_Short problem_
Set down, in full, every record in the block.

_Provided information_

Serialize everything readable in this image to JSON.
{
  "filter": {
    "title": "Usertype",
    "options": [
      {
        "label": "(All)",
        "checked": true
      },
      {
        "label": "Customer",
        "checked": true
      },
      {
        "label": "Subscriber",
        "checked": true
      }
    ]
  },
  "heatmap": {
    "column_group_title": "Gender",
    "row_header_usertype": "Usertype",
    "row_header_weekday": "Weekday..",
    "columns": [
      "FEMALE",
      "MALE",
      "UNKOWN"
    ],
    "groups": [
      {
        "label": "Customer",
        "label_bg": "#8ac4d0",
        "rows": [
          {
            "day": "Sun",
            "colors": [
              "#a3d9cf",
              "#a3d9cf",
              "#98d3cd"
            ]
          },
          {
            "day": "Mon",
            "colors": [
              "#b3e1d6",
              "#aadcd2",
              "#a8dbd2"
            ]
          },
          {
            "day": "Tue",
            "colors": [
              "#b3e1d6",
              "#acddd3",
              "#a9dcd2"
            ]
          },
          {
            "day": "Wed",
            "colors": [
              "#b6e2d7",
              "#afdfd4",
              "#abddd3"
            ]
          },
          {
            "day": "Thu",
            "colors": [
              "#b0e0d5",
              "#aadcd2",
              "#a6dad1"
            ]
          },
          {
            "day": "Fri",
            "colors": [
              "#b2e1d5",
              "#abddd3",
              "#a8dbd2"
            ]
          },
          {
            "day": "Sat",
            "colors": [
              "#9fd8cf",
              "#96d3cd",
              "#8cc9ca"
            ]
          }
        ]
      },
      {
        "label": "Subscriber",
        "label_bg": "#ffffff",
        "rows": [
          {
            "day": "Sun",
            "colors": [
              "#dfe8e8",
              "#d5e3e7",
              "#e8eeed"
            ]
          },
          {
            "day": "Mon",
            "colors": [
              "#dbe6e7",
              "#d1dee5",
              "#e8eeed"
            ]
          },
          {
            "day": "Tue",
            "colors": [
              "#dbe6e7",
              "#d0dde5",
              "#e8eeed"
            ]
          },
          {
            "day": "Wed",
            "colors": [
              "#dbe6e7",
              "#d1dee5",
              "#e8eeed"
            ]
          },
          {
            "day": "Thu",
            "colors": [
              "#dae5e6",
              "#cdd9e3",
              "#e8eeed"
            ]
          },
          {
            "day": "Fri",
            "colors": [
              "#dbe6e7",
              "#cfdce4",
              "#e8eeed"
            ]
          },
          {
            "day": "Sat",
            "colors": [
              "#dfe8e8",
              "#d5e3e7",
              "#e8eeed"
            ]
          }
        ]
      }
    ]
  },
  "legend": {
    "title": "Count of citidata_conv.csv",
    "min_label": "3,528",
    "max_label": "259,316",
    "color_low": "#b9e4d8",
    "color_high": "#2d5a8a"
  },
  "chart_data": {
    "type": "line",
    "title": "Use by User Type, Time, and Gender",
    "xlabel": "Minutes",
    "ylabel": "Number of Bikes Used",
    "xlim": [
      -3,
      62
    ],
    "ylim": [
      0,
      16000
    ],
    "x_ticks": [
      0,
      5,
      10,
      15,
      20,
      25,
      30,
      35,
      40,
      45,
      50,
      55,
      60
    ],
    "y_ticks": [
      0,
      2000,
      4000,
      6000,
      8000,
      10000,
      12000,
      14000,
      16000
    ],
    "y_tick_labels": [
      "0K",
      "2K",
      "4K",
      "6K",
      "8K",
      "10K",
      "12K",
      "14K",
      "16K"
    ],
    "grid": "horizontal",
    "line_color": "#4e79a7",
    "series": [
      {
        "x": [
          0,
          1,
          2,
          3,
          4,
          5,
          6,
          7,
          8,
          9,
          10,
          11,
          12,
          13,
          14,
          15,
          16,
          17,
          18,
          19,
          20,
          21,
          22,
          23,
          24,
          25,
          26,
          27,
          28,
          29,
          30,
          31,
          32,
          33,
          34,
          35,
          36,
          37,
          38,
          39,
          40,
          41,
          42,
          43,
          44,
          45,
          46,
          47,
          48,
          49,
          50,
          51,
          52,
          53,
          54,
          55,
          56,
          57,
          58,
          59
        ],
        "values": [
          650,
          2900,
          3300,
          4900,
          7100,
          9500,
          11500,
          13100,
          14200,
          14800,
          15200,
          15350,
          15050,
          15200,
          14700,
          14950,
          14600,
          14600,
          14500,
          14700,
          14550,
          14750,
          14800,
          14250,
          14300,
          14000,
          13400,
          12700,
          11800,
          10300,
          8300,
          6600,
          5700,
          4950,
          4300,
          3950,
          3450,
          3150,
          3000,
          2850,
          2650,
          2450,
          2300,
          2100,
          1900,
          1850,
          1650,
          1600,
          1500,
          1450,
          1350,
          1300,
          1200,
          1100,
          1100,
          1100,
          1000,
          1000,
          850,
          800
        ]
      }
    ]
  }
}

_Exercise answer_
Serialize everything readable in this image to JSON.
{
  "filter": {
    "title": "Usertype",
    "options": [
      {
        "label": "(All)",
        "checked": true
      },
      {
        "label": "Customer",
        "checked": true
      },
      {
        "label": "Subscriber",
        "checked": true
      }
    ]
  },
  "heatmap": {
    "column_group_title": "Gender",
    "row_header_usertype": "Usertype",
    "row_header_weekday": "Weekday..",
    "columns": [
      "FEMALE",
      "MALE",
      "UNKOWN"
    ],
    "groups": [
      {
        "label": "Customer",
        "label_bg": "#8ac4d0",
        "rows": [
          {
            "day": "Sun",
            "colors": [
              "#a3d9cf",
              "#a3d9cf",
              "#98d3cd"
            ]
          },
          {
            "day": "Mon",
            "colors": [
              "#b3e1d6",
              "#aadcd2",
              "#a8dbd2"
            ]
          },
          {
            "day": "Tue",
            "colors": [
              "#b3e1d6",
              "#acddd3",
              "#a9dcd2"
            ]
          },
          {
            "day": "Wed",
            "colors": [
              "#b6e2d7",
              "#afdfd4",
              "#abddd3"
            ]
          },
          {
            "day": "Thu",
            "colors": [
              "#b0e0d5",
              "#aadcd2",
              "#a6dad1"
            ]
          },
          {
            "day": "Fri",
            "colors": [
              "#b2e1d5",
              "#abddd3",
              "#a8dbd2"
            ]
          },
          {
            "day": "Sat",
            "colors": [
              "#9fd8cf",
              "#96d3cd",
              "#8cc9ca"
            ]
          }
        ]
      },
      {
        "label": "Subscriber",
        "label_bg": "#ffffff",
        "rows": [
          {
            "day": "Sun",
            "colors": [
              "#dfe8e8",
              "#d5e3e7",
              "#e8eeed"
            ]
          },
          {
            "day": "Mon",
            "colors": [
              "#dbe6e7",
              "#d1dee5",
              "#e8eeed"
            ]
          },
          {
            "day": "Tue",
            "colors": [
              "#dbe6e7",
              "#d0dde5",
              "#e8eeed"
            ]
          },
          {
            "day": "Wed",
            "colors": [
              "#dbe6e7",
              "#d1dee5",
              "#e8eeed"
            ]
          },
          {
            "day": "Thu",
            "colors": [
              "#dae5e6",
              "#cdd9e3",
              "#e8eeed"
            ]
          },
          {
            "day": "Fri",
            "colors": [
              "#dbe6e7",
              "#cfdce4",
              "#e8eeed"
            ]
          },
          {
            "day": "Sat",
            "colors": [
              "#dfe8e8",
              "#d5e3e7",
              "#e8eeed"
            ]
          }
        ]
      }
    ]
  },
  "legend": {
    "title": "Count of citidata_conv.csv",
    "min_label": "3,528",
    "max_label": "259,316",
    "color_low": "#b9e4d8",
    "color_high": "#2d5a8a"
  },
  "chart_data": {
    "type": "line",
    "title": "Use by User Type, Time, and Gender",
    "xlabel": "Minutes",
    "ylabel": "Number of Bikes Used",
    "xlim": [
      -3,
      62
    ],
    "ylim": [
      0,
      16000
    ],
    "x_ticks": [
      0,
      5,
      10,
      15,
      20,
      25,
      30,
      35,
      40,
      45,
      50,
      55,
      60
    ],
    "y_ticks": [
      0,
      2000,
      4000,
      6000,
      8000,
      10000,
      12000,
      14000,
      16000
    ],
    "y_tick_labels": [
      "0K",
      "2K",
      "4K",
      "6K",
      "8K",
      "10K",
      "12K",
      "14K",
      "16K"
    ],
    "grid": "horizontal",
    "line_color": "#4e79a7",
    "series": [
      {
        "x": [
          0,
          1,
          2,
          3,
          4,
          5,
          6,
          7,
          8,
          9,
          10,
          11,
          12,
          13,
          14,
          15,
          16,
          17,
          18,
          19,
          20,
          21,
          22,
          23,
          24,
          25,
          26,
          27,
          28,
          29,
          30,
          31,
          32,
          33,
          34,
          35,
          36,
          37,
          38,
          39,
          40,
          41,
          42,
          43,
          44,
          45,
          46,
          47,
          48,
          49,
          50,
          51,
          52,
          53,
          54,
          55,
          56,
          57,
          58,
          59
        ],
        "values": [
          650,
          2900,
          3300,
          4900,
          7100,
          9500,
          11500,
          13100,
          14200,
          14800,
          15200,
          15350,
          15050,
          15200,
          14700,
          14950,
          14600,
          14600,
          14500,
          14700,
          14550,
          14750,
          14800,
          14250,
          14300,
          14000,
          13400,
          12700,
          11800,
          10300,
          8300,
          6600,
          5700,
          4950,
          4300,
          3950,
          3450,
          3150,
          3000,
          2850,
          2650,
          2450,
          2300,
          2100,
          1900,
          1850,
          1650,
          1600,
          1500,
          1450,
          1350,
          1300,
          1200,
          1100,
          1100,
          1100,
          1000,
          1000,
          850,
          800
        ]
      }
    ]
  }
}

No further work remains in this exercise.